GOAL: You are to retype all of the data exactly as it appears.

##### DATA PROVIDED

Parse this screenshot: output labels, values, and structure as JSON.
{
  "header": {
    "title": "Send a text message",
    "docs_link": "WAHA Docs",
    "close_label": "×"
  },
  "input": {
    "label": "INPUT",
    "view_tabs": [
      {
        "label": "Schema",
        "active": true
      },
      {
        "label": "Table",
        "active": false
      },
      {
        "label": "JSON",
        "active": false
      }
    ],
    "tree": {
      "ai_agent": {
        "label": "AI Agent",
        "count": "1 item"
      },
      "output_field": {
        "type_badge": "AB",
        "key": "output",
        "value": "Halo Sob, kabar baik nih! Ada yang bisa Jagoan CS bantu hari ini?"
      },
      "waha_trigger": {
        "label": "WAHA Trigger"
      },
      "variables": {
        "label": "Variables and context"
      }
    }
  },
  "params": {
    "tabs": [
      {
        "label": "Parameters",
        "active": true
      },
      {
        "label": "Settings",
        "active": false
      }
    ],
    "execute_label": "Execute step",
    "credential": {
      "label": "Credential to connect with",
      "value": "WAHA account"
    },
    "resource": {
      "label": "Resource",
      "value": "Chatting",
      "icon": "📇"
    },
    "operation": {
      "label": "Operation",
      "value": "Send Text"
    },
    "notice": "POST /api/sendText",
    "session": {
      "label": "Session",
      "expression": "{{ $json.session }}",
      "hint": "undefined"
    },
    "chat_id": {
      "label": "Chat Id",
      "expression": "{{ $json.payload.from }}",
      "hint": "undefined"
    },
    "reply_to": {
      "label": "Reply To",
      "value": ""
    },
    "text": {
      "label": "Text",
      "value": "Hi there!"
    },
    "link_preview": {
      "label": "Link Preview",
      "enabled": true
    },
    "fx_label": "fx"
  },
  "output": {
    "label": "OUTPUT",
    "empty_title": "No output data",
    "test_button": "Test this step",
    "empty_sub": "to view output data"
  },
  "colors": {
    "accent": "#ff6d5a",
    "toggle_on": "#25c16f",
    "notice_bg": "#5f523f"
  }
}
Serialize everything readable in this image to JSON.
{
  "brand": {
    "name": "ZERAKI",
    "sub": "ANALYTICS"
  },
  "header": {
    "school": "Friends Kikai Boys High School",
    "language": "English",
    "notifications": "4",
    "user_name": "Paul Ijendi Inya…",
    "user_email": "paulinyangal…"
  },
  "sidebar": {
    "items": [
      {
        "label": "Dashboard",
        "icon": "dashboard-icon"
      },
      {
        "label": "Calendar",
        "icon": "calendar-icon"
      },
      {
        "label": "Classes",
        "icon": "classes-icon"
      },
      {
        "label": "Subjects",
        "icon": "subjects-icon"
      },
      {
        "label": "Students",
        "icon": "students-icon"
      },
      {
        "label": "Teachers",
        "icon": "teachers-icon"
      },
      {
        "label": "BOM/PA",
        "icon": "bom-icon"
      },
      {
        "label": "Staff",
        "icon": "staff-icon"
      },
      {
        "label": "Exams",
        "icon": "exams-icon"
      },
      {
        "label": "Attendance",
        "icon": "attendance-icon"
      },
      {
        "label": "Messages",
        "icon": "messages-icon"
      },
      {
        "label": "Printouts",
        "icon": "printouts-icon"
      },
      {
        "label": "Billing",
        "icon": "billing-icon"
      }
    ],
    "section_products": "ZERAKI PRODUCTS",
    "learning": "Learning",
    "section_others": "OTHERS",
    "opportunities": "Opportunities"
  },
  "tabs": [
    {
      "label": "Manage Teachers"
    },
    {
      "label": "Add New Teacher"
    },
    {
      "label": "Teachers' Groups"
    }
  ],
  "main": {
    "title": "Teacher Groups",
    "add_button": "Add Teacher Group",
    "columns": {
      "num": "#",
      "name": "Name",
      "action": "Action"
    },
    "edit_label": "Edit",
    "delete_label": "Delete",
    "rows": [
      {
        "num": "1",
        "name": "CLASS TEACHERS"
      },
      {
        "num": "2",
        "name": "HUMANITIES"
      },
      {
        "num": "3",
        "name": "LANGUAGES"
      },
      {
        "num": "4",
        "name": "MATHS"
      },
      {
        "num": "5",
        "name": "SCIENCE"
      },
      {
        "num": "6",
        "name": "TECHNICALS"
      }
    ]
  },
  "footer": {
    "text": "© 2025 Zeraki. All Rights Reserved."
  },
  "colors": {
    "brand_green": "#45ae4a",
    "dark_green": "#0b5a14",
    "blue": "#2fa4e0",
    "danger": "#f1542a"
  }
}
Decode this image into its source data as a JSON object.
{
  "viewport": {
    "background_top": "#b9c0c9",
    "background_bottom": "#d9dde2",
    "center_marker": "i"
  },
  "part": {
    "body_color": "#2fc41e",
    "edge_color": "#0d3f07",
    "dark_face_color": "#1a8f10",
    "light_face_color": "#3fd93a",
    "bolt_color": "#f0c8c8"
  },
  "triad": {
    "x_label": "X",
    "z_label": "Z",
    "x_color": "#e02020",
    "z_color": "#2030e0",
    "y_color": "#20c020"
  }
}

##########

SOLVED PROBLEM:
Parse this screenshot: output labels, values, and structure as JSON.
{
  "header": {
    "title": "Send a text message",
    "docs_link": "WAHA Docs",
    "close_label": "×"
  },
  "input": {
    "label": "INPUT",
    "view_tabs": [
      {
        "label": "Schema",
        "active": true
      },
      {
        "label": "Table",
        "active": false
      },
      {
        "label": "JSON",
        "active": false
      }
    ],
    "tree": {
      "ai_agent": {
        "label": "AI Agent",
        "count": "1 item"
      },
      "output_field": {
        "type_badge": "AB",
        "key": "output",
        "value": "Halo Sob, kabar baik nih! Ada yang bisa Jagoan CS bantu hari ini?"
      },
      "waha_trigger": {
        "label": "WAHA Trigger"
      },
      "variables": {
        "label": "Variables and context"
      }
    }
  },
  "params": {
    "tabs": [
      {
        "label": "Parameters",
        "active": true
      },
      {
        "label": "Settings",
        "active": false
      }
    ],
    "execute_label": "Execute step",
    "credential": {
      "label": "Credential to connect with",
      "value": "WAHA account"
    },
    "resource": {
      "label": "Resource",
      "value": "Chatting",
      "icon": "📇"
    },
    "operation": {
      "label": "Operation",
      "value": "Send Text"
    },
    "notice": "POST /api/sendText",
    "session": {
      "label": "Session",
      "expression": "{{ $json.session }}",
      "hint": "undefined"
    },
    "chat_id": {
      "label": "Chat Id",
      "expression": "{{ $json.payload.from }}",
      "hint": "undefined"
    },
    "reply_to": {
      "label": "Reply To",
      "value": ""
    },
    "text": {
      "label": "Text",
      "value": "Hi there!"
    },
    "link_preview": {
      "label": "Link Preview",
      "enabled": true
    },
    "fx_label": "fx"
  },
  "output": {
    "label": "OUTPUT",
    "empty_title": "No output data",
    "test_button": "Test this step",
    "empty_sub": "to view output data"
  },
  "colors": {
    "accent": "#ff6d5a",
    "toggle_on": "#25c16f",
    "notice_bg": "#5f523f"
  }
}
Serialize everything readable in this image to JSON.
{
  "brand": {
    "name": "ZERAKI",
    "sub": "ANALYTICS"
  },
  "header": {
    "school": "Friends Kikai Boys High School",
    "language": "English",
    "notifications": "4",
    "user_name": "Paul Ijendi Inya…",
    "user_email": "paulinyangal…"
  },
  "sidebar": {
    "items": [
      {
        "label": "Dashboard",
        "icon": "dashboard-icon"
      },
      {
        "label": "Calendar",
        "icon": "calendar-icon"
      },
      {
        "label": "Classes",
        "icon": "classes-icon"
      },
      {
        "label": "Subjects",
        "icon": "subjects-icon"
      },
      {
        "label": "Students",
        "icon": "students-icon"
      },
      {
        "label": "Teachers",
        "icon": "teachers-icon"
      },
      {
        "label": "BOM/PA",
        "icon": "bom-icon"
      },
      {
        "label": "Staff",
        "icon": "staff-icon"
      },
      {
        "label": "Exams",
        "icon": "exams-icon"
      },
      {
        "label": "Attendance",
        "icon": "attendance-icon"
      },
      {
        "label": "Messages",
        "icon": "messages-icon"
      },
      {
        "label": "Printouts",
        "icon": "printouts-icon"
      },
      {
        "label": "Billing",
        "icon": "billing-icon"
      }
    ],
    "section_products": "ZERAKI PRODUCTS",
    "learning": "Learning",
    "section_others": "OTHERS",
    "opportunities": "Opportunities"
  },
  "tabs": [
    {
      "label": "Manage Teachers"
    },
    {
      "label": "Add New Teacher"
    },
    {
      "label": "Teachers' Groups"
    }
  ],
  "main": {
    "title": "Teacher Groups",
    "add_button": "Add Teacher Group",
    "columns": {
      "num": "#",
      "name": "Name",
      "action": "Action"
    },
    "edit_label": "Edit",
    "delete_label": "Delete",
    "rows": [
      {
        "num": "1",
        "name": "CLASS TEACHERS"
      },
      {
        "num": "2",
        "name": "HUMANITIES"
      },
      {
        "num": "3",
        "name": "LANGUAGES"
      },
      {
        "num": "4",
        "name": "MATHS"
      },
      {
        "num": "5",
        "name": "SCIENCE"
      },
      {
        "num": "6",
        "name": "TECHNICALS"
      }
    ]
  },
  "footer": {
    "text": "© 2025 Zeraki. All Rights Reserved."
  },
  "colors": {
    "brand_green": "#45ae4a",
    "dark_green": "#0b5a14",
    "blue": "#2fa4e0",
    "danger": "#f1542a"
  }
}
Decode this image into its source data as a JSON object.
{
  "viewport": {
    "background_top": "#b9c0c9",
    "background_bottom": "#d9dde2",
    "center_marker": "i"
  },
  "part": {
    "body_color": "#2fc41e",
    "edge_color": "#0d3f07",
    "dark_face_color": "#1a8f10",
    "light_face_color": "#3fd93a",
    "bolt_color": "#f0c8c8"
  },
  "triad": {
    "x_label": "X",
    "z_label": "Z",
    "x_color": "#e02020",
    "z_color": "#2030e0",
    "y_color": "#20c020"
  }
}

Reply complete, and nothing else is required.